━━━ Supplied material ━━━

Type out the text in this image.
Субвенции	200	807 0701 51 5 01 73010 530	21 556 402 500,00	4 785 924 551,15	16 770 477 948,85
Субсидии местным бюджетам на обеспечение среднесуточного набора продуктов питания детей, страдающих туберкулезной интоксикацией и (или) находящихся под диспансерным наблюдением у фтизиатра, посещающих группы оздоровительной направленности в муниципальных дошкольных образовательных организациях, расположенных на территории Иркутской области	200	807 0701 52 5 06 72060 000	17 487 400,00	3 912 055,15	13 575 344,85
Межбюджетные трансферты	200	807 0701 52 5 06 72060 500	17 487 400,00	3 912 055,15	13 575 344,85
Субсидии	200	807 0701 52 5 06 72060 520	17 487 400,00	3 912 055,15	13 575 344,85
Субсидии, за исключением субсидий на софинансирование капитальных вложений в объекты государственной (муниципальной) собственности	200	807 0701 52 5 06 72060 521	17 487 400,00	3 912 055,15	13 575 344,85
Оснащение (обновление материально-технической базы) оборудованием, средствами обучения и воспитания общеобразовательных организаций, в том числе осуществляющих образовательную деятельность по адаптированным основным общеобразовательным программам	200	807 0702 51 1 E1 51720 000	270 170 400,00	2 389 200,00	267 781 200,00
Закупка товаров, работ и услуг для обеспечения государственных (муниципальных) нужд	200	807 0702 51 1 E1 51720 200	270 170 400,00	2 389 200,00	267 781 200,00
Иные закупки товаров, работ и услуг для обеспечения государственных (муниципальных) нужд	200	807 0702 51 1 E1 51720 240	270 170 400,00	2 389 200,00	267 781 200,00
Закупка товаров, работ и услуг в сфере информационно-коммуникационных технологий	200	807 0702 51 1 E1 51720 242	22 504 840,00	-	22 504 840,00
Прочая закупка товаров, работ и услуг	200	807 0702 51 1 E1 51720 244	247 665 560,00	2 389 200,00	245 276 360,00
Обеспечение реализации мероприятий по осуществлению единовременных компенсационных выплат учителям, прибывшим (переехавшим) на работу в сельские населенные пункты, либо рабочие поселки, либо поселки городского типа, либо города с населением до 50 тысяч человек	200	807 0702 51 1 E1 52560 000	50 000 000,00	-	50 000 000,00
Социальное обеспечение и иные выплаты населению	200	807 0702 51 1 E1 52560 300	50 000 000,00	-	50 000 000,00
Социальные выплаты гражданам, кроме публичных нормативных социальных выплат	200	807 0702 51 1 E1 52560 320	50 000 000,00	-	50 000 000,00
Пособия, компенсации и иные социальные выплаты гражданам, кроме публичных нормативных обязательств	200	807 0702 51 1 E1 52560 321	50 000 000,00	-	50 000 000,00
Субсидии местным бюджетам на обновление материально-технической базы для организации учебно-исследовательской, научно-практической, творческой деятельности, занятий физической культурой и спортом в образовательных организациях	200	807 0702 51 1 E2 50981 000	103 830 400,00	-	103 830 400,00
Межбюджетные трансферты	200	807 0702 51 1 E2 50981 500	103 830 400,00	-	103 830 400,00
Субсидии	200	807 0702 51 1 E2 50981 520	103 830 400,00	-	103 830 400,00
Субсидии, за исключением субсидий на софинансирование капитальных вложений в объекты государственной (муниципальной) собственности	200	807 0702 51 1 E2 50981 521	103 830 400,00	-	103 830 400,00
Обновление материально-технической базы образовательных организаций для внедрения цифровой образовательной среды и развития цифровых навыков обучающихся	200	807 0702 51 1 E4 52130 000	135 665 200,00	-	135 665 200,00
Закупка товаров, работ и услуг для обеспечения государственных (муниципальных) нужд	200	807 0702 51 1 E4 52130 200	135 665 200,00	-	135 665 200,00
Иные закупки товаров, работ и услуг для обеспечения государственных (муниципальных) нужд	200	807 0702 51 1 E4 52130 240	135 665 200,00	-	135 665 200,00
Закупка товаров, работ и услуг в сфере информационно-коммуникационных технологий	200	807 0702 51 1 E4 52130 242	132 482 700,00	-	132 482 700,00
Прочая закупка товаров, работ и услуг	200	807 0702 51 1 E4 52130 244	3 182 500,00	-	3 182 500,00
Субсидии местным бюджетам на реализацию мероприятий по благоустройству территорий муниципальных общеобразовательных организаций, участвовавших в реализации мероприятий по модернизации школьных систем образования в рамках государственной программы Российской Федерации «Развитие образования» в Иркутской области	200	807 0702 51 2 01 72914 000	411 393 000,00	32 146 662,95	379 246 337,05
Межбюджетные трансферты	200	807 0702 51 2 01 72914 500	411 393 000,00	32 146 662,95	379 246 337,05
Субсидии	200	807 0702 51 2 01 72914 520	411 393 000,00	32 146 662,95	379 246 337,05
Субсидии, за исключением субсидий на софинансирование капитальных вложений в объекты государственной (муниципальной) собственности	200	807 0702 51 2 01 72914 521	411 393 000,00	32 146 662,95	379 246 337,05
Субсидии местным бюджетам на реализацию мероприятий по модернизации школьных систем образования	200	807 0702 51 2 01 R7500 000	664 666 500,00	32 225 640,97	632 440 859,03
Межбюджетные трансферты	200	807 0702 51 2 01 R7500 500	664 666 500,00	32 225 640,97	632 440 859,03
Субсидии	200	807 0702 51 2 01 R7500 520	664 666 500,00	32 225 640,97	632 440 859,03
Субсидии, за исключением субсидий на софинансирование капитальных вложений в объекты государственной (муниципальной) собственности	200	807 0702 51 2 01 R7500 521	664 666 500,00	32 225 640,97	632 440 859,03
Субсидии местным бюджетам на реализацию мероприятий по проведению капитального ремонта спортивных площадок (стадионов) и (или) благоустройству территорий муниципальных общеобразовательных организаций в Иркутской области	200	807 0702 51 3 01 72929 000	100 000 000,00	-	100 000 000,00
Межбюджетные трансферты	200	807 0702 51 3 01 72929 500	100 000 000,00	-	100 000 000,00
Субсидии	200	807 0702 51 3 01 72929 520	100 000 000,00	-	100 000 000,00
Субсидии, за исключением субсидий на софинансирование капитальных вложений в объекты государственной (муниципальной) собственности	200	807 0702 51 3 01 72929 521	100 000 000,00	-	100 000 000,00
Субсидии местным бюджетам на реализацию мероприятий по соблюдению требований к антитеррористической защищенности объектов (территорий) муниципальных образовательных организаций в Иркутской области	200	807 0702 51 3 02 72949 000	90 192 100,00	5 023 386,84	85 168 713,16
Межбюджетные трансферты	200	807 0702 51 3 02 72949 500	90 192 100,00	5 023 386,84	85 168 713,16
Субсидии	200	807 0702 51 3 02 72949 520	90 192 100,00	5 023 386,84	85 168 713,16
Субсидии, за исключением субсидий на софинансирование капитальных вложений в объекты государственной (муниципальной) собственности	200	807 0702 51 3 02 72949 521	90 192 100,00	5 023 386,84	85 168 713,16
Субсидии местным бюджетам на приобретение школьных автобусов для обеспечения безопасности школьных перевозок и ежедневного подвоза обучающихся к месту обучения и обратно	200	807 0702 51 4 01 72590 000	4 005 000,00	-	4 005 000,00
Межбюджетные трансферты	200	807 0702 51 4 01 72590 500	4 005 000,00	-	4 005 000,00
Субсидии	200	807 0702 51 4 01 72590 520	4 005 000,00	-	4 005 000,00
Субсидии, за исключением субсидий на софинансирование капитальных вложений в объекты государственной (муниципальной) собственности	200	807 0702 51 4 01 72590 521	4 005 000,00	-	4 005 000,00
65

━━━

#### What is expected
Word for word, quote all of the data above.

#### Output for this task
Type out the text in this image.
Субвенции	200	807 0701 51 5 01 73010 530	21 556 402 500,00	4 785 924 551,15	16 770 477 948,85
Субсидии местным бюджетам на обеспечение среднесуточного набора продуктов питания детей, страдающих туберкулезной интоксикацией и (или) находящихся под диспансерным наблюдением у фтизиатра, посещающих группы оздоровительной направленности в муниципальных дошкольных образовательных организациях, расположенных на территории Иркутской области	200	807 0701 52 5 06 72060 000	17 487 400,00	3 912 055,15	13 575 344,85
Межбюджетные трансферты	200	807 0701 52 5 06 72060 500	17 487 400,00	3 912 055,15	13 575 344,85
Субсидии	200	807 0701 52 5 06 72060 520	17 487 400,00	3 912 055,15	13 575 344,85
Субсидии, за исключением субсидий на софинансирование капитальных вложений в объекты государственной (муниципальной) собственности	200	807 0701 52 5 06 72060 521	17 487 400,00	3 912 055,15	13 575 344,85
Оснащение (обновление материально-технической базы) оборудованием, средствами обучения и воспитания общеобразовательных организаций, в том числе осуществляющих образовательную деятельность по адаптированным основным общеобразовательным программам	200	807 0702 51 1 E1 51720 000	270 170 400,00	2 389 200,00	267 781 200,00
Закупка товаров, работ и услуг для обеспечения государственных (муниципальных) нужд	200	807 0702 51 1 E1 51720 200	270 170 400,00	2 389 200,00	267 781 200,00
Иные закупки товаров, работ и услуг для обеспечения государственных (муниципальных) нужд	200	807 0702 51 1 E1 51720 240	270 170 400,00	2 389 200,00	267 781 200,00
Закупка товаров, работ и услуг в сфере информационно-коммуникационных технологий	200	807 0702 51 1 E1 51720 242	22 504 840,00	-	22 504 840,00
Прочая закупка товаров, работ и услуг	200	807 0702 51 1 E1 51720 244	247 665 560,00	2 389 200,00	245 276 360,00
Обеспечение реализации мероприятий по осуществлению единовременных компенсационных выплат учителям, прибывшим (переехавшим) на работу в сельские населенные пункты, либо рабочие поселки, либо поселки городского типа, либо города с населением до 50 тысяч человек	200	807 0702 51 1 E1 52560 000	50 000 000,00	-	50 000 000,00
Социальное обеспечение и иные выплаты населению	200	807 0702 51 1 E1 52560 300	50 000 000,00	-	50 000 000,00
Социальные выплаты гражданам, кроме публичных нормативных социальных выплат	200	807 0702 51 1 E1 52560 320	50 000 000,00	-	50 000 000,00
Пособия, компенсации и иные социальные выплаты гражданам, кроме публичных нормативных обязательств	200	807 0702 51 1 E1 52560 321	50 000 000,00	-	50 000 000,00
Субсидии местным бюджетам на обновление материально-технической базы для организации учебно-исследовательской, научно-практической, творческой деятельности, занятий физической культурой и спортом в образовательных организациях	200	807 0702 51 1 E2 50981 000	103 830 400,00	-	103 830 400,00
Межбюджетные трансферты	200	807 0702 51 1 E2 50981 500	103 830 400,00	-	103 830 400,00
Субсидии	200	807 0702 51 1 E2 50981 520	103 830 400,00	-	103 830 400,00
Субсидии, за исключением субсидий на софинансирование капитальных вложений в объекты государственной (муниципальной) собственности	200	807 0702 51 1 E2 50981 521	103 830 400,00	-	103 830 400,00
Обновление материально-технической базы образовательных организаций для внедрения цифровой образовательной среды и развития цифровых навыков обучающихся	200	807 0702 51 1 E4 52130 000	135 665 200,00	-	135 665 200,00
Закупка товаров, работ и услуг для обеспечения государственных (муниципальных) нужд	200	807 0702 51 1 E4 52130 200	135 665 200,00	-	135 665 200,00
Иные закупки товаров, работ и услуг для обеспечения государственных (муниципальных) нужд	200	807 0702 51 1 E4 52130 240	135 665 200,00	-	135 665 200,00
Закупка товаров, работ и услуг в сфере информационно-коммуникационных технологий	200	807 0702 51 1 E4 52130 242	132 482 700,00	-	132 482 700,00
Прочая закупка товаров, работ и услуг	200	807 0702 51 1 E4 52130 244	3 182 500,00	-	3 182 500,00
Субсидии местным бюджетам на реализацию мероприятий по благоустройству территорий муниципальных общеобразовательных организаций, участвовавших в реализации мероприятий по модернизации школьных систем образования в рамках государственной программы Российской Федерации «Развитие образования» в Иркутской области	200	807 0702 51 2 01 72914 000	411 393 000,00	32 146 662,95	379 246 337,05
Межбюджетные трансферты	200	807 0702 51 2 01 72914 500	411 393 000,00	32 146 662,95	379 246 337,05
Субсидии	200	807 0702 51 2 01 72914 520	411 393 000,00	32 146 662,95	379 246 337,05
Субсидии, за исключением субсидий на софинансирование капитальных вложений в объекты государственной (муниципальной) собственности	200	807 0702 51 2 01 72914 521	411 393 000,00	32 146 662,95	379 246 337,05
Субсидии местным бюджетам на реализацию мероприятий по модернизации школьных систем образования	200	807 0702 51 2 01 R7500 000	664 666 500,00	32 225 640,97	632 440 859,03
Межбюджетные трансферты	200	807 0702 51 2 01 R7500 500	664 666 500,00	32 225 640,97	632 440 859,03
Субсидии	200	807 0702 51 2 01 R7500 520	664 666 500,00	32 225 640,97	632 440 859,03
Субсидии, за исключением субсидий на софинансирование капитальных вложений в объекты государственной (муниципальной) собственности	200	807 0702 51 2 01 R7500 521	664 666 500,00	32 225 640,97	632 440 859,03
Субсидии местным бюджетам на реализацию мероприятий по проведению капитального ремонта спортивных площадок (стадионов) и (или) благоустройству территорий муниципальных общеобразовательных организаций в Иркутской области	200	807 0702 51 3 01 72929 000	100 000 000,00	-	100 000 000,00
Межбюджетные трансферты	200	807 0702 51 3 01 72929 500	100 000 000,00	-	100 000 000,00
Субсидии	200	807 0702 51 3 01 72929 520	100 000 000,00	-	100 000 000,00
Субсидии, за исключением субсидий на софинансирование капитальных вложений в объекты государственной (муниципальной) собственности	200	807 0702 51 3 01 72929 521	100 000 000,00	-	100 000 000,00
Субсидии местным бюджетам на реализацию мероприятий по соблюдению требований к антитеррористической защищенности объектов (территорий) муниципальных образовательных организаций в Иркутской области	200	807 0702 51 3 02 72949 000	90 192 100,00	5 023 386,84	85 168 713,16
Межбюджетные трансферты	200	807 0702 51 3 02 72949 500	90 192 100,00	5 023 386,84	85 168 713,16
Субсидии	200	807 0702 51 3 02 72949 520	90 192 100,00	5 023 386,84	85 168 713,16
Субсидии, за исключением субсидий на софинансирование капитальных вложений в объекты государственной (муниципальной) собственности	200	807 0702 51 3 02 72949 521	90 192 100,00	5 023 386,84	85 168 713,16
Субсидии местным бюджетам на приобретение школьных автобусов для обеспечения безопасности школьных перевозок и ежедневного подвоза обучающихся к месту обучения и обратно	200	807 0702 51 4 01 72590 000	4 005 000,00	-	4 005 000,00
Межбюджетные трансферты	200	807 0702 51 4 01 72590 500	4 005 000,00	-	4 005 000,00
Субсидии	200	807 0702 51 4 01 72590 520	4 005 000,00	-	4 005 000,00
Субсидии, за исключением субсидий на софинансирование капитальных вложений в объекты государственной (муниципальной) собственности	200	807 0702 51 4 01 72590 521	4 005 000,00	-	4 005 000,00
65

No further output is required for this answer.